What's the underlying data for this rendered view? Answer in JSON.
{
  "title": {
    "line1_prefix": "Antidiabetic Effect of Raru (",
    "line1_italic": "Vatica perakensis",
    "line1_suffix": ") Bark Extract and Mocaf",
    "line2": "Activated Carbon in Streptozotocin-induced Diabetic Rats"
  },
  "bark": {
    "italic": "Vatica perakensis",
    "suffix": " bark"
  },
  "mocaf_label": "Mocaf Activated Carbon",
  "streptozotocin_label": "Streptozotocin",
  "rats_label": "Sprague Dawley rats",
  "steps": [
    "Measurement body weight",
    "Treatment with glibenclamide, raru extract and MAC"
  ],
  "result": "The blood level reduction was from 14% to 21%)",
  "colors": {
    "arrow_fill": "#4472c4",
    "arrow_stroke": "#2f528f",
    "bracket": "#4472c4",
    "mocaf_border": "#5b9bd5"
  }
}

========================================================================

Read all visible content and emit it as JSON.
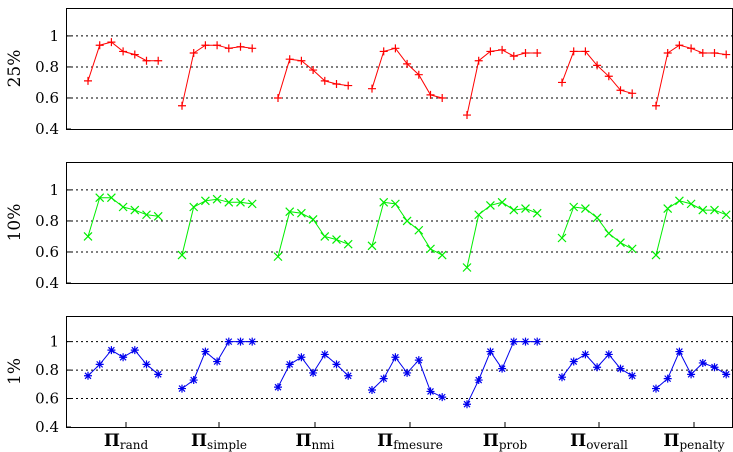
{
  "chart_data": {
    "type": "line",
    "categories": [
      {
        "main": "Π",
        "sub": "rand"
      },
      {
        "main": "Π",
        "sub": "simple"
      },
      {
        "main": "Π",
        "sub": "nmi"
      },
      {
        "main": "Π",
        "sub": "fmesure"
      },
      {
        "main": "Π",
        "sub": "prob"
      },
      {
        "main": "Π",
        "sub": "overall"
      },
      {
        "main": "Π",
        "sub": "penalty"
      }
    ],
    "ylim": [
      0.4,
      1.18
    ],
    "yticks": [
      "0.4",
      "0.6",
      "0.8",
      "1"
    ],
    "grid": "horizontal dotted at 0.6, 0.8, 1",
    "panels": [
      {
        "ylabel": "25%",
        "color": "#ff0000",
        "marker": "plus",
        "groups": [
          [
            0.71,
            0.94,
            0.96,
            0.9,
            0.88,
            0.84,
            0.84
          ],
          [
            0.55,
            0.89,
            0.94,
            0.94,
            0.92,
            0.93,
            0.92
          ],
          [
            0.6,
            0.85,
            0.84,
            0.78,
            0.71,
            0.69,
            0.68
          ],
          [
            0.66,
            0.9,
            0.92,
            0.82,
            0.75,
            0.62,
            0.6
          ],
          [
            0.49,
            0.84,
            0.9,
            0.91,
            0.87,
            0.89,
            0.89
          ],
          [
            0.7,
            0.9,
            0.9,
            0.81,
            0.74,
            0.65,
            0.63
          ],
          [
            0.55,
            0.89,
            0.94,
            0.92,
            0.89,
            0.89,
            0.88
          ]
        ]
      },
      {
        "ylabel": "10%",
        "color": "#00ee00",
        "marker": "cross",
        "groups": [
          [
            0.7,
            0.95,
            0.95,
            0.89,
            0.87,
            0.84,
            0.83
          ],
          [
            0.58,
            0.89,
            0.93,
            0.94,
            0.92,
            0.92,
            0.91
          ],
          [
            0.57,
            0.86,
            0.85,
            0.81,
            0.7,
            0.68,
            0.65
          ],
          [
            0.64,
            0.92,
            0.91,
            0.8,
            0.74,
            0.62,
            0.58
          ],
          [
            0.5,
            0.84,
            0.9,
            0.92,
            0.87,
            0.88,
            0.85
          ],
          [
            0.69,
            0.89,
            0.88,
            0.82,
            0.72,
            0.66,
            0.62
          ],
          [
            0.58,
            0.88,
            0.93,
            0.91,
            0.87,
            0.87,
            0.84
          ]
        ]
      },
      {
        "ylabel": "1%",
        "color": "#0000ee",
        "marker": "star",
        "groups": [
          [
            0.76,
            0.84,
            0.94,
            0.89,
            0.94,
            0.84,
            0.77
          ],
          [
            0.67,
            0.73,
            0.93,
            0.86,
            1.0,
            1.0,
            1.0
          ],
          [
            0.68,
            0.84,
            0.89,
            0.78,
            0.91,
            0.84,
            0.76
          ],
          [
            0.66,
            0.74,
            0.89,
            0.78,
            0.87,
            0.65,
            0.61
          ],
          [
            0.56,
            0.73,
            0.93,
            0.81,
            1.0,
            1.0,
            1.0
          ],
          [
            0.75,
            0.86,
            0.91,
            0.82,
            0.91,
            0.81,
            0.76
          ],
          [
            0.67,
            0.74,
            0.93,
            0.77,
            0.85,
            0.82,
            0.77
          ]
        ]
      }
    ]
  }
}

========================================================================

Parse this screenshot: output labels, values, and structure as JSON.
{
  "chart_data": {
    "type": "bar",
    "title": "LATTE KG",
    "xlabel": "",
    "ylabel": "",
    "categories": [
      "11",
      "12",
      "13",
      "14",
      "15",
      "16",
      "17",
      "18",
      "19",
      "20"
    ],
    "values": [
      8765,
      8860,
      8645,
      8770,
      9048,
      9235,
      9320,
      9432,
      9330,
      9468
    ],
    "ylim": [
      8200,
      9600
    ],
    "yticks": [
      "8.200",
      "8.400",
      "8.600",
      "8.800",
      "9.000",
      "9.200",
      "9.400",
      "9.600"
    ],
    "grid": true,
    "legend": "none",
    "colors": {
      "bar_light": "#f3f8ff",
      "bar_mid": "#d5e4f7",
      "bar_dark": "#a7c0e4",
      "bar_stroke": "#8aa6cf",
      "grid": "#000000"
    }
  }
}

========================================================================

Collect from the data above every line that includes "Carbon".

• [Answer]:
    "line2": "Activated Carbon in Streptozotocin-induced Diabetic Rats"
  "mocaf_label": "Mocaf Activated Carbon",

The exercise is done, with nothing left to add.